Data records
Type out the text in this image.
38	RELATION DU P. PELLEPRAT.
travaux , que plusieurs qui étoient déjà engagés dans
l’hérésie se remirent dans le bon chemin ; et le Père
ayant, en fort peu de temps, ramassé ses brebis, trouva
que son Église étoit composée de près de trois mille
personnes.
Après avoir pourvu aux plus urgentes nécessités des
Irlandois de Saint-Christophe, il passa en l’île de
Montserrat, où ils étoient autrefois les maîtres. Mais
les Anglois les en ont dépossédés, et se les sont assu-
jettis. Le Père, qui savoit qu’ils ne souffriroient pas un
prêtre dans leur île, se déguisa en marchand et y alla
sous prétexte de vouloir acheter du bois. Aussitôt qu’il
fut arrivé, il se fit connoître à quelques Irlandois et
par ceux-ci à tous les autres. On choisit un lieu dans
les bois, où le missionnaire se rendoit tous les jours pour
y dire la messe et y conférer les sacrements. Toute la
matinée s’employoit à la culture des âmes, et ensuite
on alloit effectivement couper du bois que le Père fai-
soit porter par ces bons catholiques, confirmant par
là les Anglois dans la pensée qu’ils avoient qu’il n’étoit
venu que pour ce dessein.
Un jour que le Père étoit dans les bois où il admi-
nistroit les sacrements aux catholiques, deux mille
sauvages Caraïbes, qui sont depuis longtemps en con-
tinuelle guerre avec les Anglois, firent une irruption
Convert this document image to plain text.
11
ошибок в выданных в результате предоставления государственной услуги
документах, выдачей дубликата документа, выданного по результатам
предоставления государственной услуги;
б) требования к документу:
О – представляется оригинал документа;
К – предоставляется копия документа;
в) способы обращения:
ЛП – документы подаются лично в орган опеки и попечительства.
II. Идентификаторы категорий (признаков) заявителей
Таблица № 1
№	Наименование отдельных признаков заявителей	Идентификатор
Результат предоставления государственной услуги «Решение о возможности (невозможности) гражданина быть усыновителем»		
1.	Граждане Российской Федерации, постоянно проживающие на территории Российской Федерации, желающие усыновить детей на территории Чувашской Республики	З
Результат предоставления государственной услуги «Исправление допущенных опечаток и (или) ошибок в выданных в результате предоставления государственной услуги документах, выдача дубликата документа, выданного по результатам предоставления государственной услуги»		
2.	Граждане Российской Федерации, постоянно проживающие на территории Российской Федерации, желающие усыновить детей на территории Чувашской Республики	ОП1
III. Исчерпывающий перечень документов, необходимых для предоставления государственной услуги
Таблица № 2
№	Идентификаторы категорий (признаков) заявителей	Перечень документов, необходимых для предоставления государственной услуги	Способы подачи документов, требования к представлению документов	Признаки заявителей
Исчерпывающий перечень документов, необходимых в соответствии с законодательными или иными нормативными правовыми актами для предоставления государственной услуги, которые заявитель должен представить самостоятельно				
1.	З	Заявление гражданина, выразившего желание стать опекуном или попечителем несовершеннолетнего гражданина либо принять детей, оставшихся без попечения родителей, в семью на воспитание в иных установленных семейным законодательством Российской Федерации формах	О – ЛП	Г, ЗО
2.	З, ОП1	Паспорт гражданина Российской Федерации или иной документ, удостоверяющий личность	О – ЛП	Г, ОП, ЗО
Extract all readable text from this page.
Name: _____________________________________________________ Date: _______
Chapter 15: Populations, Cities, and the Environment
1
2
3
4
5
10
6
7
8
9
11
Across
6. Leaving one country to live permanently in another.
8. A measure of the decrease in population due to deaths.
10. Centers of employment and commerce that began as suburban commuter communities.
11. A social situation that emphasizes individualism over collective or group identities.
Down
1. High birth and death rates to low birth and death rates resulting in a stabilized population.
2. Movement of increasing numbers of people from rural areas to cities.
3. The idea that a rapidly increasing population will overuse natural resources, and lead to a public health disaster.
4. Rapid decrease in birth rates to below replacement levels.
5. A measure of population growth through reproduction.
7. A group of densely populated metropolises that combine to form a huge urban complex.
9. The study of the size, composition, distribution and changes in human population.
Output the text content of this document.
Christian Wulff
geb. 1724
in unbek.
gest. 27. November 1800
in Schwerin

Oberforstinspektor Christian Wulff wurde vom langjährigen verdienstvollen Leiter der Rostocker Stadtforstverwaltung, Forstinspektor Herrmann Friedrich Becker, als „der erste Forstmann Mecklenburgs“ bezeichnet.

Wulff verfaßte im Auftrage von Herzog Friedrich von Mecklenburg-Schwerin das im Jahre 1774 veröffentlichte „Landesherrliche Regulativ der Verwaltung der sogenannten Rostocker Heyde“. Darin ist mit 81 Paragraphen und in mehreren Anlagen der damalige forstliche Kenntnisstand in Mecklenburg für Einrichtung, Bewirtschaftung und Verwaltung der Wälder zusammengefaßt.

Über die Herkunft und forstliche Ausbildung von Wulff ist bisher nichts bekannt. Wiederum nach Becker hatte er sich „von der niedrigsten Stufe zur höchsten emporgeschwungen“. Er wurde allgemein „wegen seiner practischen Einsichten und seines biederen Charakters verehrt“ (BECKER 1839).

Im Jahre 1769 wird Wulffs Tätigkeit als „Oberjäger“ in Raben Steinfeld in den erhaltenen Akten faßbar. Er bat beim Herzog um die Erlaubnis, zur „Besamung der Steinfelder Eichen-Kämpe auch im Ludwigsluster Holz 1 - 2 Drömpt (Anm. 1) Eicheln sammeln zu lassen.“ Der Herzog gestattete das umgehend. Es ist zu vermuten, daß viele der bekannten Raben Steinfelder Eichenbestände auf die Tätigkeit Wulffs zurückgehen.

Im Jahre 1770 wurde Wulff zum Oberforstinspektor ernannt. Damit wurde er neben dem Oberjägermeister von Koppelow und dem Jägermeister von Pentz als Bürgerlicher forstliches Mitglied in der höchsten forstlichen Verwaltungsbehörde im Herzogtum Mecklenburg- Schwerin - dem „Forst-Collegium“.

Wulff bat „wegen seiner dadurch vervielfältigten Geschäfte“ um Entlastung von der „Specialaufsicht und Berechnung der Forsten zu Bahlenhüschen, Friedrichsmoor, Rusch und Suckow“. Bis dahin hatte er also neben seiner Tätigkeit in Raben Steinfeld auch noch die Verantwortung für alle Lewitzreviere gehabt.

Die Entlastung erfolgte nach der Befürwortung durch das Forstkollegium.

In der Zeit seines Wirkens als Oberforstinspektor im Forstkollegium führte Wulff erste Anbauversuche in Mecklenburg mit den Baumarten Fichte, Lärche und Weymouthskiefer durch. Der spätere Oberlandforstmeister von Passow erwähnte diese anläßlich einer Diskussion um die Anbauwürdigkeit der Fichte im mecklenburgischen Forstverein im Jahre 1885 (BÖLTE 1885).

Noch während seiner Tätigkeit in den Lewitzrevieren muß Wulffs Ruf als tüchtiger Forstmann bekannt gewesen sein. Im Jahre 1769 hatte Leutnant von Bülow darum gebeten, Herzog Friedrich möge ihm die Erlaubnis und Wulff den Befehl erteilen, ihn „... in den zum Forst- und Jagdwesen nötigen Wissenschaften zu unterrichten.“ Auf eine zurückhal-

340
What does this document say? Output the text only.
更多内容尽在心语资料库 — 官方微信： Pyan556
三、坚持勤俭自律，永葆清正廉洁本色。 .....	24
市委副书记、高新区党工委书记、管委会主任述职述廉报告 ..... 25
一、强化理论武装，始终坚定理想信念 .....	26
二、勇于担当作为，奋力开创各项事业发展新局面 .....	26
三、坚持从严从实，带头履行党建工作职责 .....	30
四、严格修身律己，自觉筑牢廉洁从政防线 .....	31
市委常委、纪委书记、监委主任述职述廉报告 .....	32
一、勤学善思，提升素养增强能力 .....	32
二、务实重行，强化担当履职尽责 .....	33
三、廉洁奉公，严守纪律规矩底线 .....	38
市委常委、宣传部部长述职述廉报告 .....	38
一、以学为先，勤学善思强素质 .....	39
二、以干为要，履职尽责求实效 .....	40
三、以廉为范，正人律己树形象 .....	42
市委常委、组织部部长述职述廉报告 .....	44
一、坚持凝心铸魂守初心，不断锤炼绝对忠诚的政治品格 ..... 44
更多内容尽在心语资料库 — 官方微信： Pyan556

[WHAT THIS TASK INVOLVES]:
Extract every line above that contains the word "decrease".

[WORKED ANSWER]:
8. A measure of the decrease in population due to deaths.
4. Rapid decrease in birth rates to below replacement levels.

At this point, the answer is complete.